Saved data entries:

-------------------------

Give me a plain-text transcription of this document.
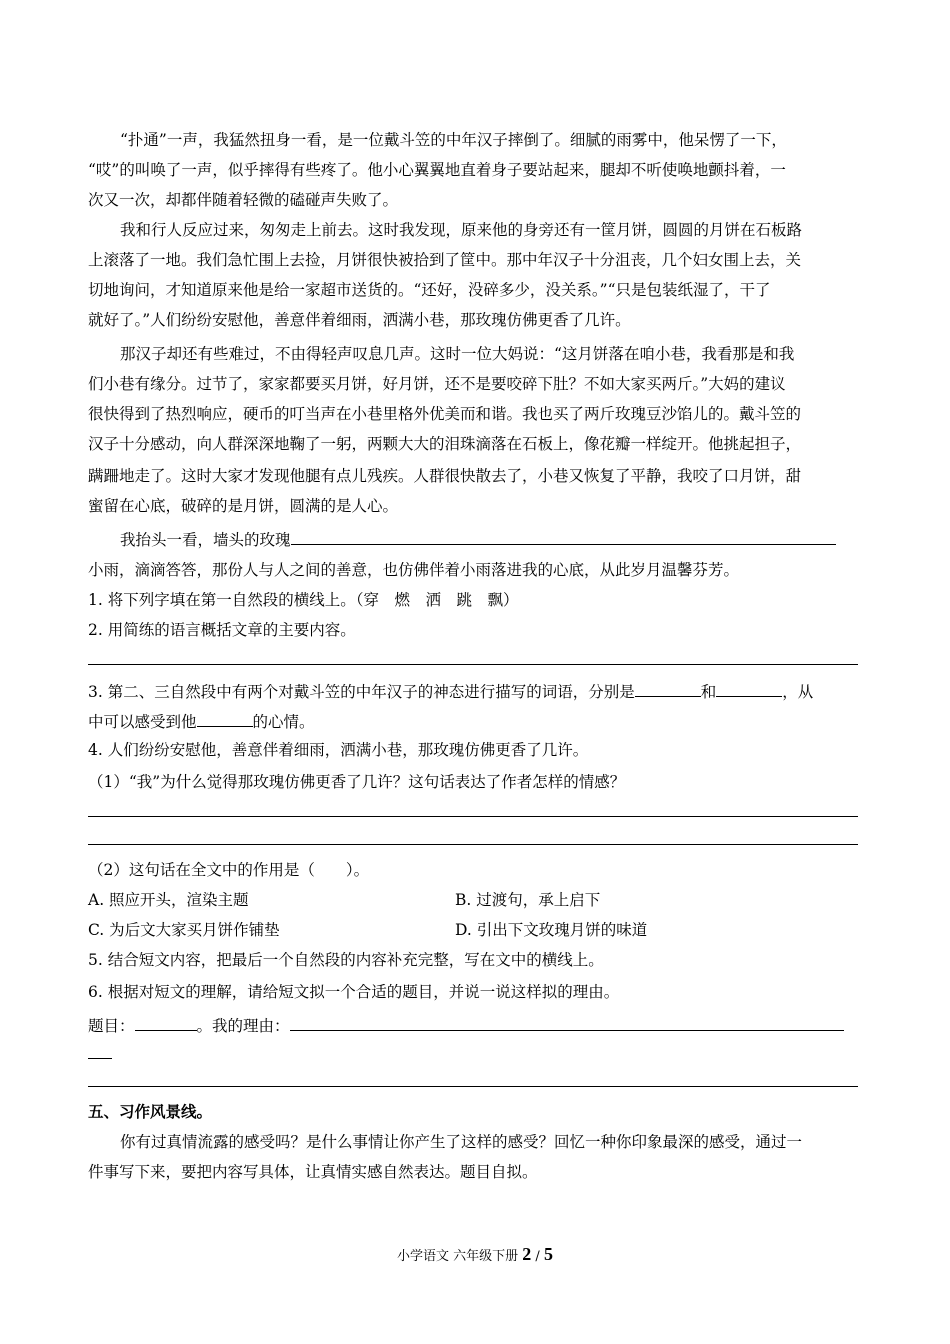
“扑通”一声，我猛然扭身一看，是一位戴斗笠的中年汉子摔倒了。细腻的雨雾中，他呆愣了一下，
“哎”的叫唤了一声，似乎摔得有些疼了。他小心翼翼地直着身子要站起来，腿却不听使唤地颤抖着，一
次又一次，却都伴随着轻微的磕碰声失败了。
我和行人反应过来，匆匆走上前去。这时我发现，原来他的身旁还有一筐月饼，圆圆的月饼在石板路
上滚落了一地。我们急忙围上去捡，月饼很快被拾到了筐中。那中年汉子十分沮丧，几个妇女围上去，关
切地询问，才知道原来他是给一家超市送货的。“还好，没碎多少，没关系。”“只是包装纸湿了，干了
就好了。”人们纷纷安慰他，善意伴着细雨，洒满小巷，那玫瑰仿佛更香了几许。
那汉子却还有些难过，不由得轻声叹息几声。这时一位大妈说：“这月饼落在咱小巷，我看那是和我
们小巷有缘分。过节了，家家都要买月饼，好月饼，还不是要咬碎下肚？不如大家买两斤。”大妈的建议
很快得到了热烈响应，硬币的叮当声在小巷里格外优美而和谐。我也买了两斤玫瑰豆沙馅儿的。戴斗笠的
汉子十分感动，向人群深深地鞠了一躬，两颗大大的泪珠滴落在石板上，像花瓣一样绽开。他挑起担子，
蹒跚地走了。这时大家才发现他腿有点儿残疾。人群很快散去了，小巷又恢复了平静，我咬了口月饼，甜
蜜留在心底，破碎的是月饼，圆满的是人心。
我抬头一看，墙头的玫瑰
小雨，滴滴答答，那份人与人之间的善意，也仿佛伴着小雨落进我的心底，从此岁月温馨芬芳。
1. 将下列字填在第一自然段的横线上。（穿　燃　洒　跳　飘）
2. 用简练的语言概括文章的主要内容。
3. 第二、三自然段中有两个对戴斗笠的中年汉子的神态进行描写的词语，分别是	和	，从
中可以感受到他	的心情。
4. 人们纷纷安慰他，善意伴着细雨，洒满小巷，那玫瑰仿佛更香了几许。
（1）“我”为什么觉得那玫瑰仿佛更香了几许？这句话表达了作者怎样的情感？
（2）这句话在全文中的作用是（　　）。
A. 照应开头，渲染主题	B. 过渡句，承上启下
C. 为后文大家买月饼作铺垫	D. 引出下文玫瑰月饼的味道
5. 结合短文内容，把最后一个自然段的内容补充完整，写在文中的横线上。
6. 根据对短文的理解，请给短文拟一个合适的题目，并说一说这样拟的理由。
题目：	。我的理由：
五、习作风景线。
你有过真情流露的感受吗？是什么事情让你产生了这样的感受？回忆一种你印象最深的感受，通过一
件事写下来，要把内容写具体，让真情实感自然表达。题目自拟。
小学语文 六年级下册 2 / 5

-------------------------

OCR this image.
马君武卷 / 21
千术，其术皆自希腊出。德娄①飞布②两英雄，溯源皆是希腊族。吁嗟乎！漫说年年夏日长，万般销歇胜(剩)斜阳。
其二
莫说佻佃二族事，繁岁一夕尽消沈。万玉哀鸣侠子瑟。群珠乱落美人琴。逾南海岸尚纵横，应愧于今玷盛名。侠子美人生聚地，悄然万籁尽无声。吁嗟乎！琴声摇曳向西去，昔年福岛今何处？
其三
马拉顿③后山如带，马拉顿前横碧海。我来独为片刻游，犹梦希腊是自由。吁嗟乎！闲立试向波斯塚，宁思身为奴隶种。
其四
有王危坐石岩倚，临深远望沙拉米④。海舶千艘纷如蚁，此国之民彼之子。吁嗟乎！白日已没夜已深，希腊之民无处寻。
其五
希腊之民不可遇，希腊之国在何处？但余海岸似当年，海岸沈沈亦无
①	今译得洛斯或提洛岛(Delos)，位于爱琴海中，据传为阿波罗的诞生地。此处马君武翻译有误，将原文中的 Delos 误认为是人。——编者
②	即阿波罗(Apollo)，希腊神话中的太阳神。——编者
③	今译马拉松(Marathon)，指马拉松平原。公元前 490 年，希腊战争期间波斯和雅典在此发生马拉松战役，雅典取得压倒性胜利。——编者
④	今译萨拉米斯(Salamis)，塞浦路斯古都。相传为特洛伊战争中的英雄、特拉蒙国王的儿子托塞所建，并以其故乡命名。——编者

-------------------------

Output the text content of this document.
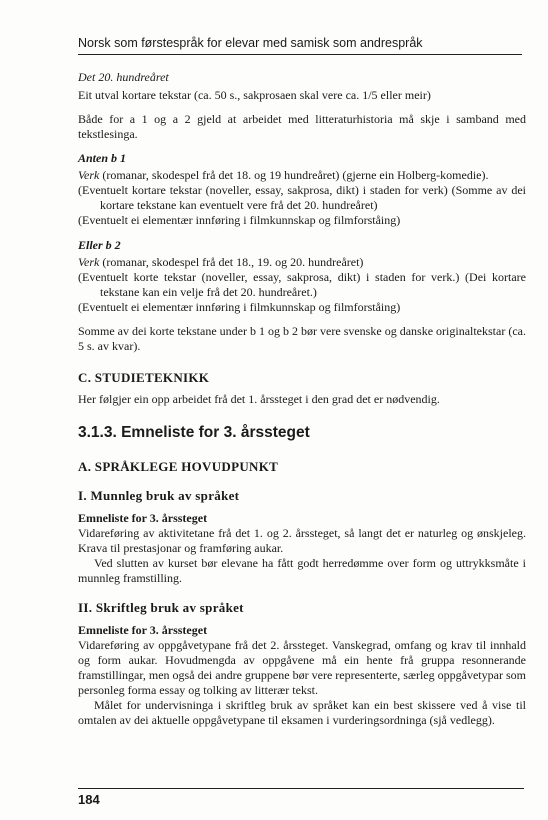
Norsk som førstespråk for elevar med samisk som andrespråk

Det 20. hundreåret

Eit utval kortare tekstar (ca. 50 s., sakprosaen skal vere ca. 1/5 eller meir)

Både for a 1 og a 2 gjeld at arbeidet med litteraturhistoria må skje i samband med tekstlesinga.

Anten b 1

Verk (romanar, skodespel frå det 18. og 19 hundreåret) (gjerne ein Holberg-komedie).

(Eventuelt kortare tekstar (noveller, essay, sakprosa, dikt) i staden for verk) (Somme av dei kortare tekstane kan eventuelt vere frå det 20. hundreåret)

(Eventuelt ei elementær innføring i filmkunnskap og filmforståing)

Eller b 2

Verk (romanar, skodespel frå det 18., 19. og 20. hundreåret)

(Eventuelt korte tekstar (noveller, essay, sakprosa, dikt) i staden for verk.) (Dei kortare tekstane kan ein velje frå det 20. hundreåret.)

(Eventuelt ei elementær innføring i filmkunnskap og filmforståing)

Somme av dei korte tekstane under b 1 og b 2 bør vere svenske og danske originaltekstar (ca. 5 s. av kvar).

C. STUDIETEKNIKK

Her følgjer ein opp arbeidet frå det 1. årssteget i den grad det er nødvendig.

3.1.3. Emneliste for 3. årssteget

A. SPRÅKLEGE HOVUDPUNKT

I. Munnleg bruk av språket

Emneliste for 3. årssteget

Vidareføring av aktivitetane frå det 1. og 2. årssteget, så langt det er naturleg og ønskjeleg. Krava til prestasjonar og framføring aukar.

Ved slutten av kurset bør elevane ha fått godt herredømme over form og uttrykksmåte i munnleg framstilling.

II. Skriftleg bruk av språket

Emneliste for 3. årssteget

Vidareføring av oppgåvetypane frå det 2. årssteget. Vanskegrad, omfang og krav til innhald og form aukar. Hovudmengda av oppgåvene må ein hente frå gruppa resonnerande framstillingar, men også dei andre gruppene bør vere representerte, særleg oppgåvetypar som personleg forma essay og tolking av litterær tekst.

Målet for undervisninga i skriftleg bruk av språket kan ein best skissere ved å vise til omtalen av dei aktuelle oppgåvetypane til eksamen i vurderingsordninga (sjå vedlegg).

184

-------------------------

--- Exercise task ---
Return only those lines of the records that contain the string "bruk".

--- Response to this exercise ---
I. Munnleg bruk av språket
II. Skriftleg bruk av språket
Målet for undervisninga i skriftleg bruk av språket kan ein best skissere ved å vise til omtalen av dei aktuelle oppgåvetypane til eksamen i vurderingsordninga (sjå vedlegg).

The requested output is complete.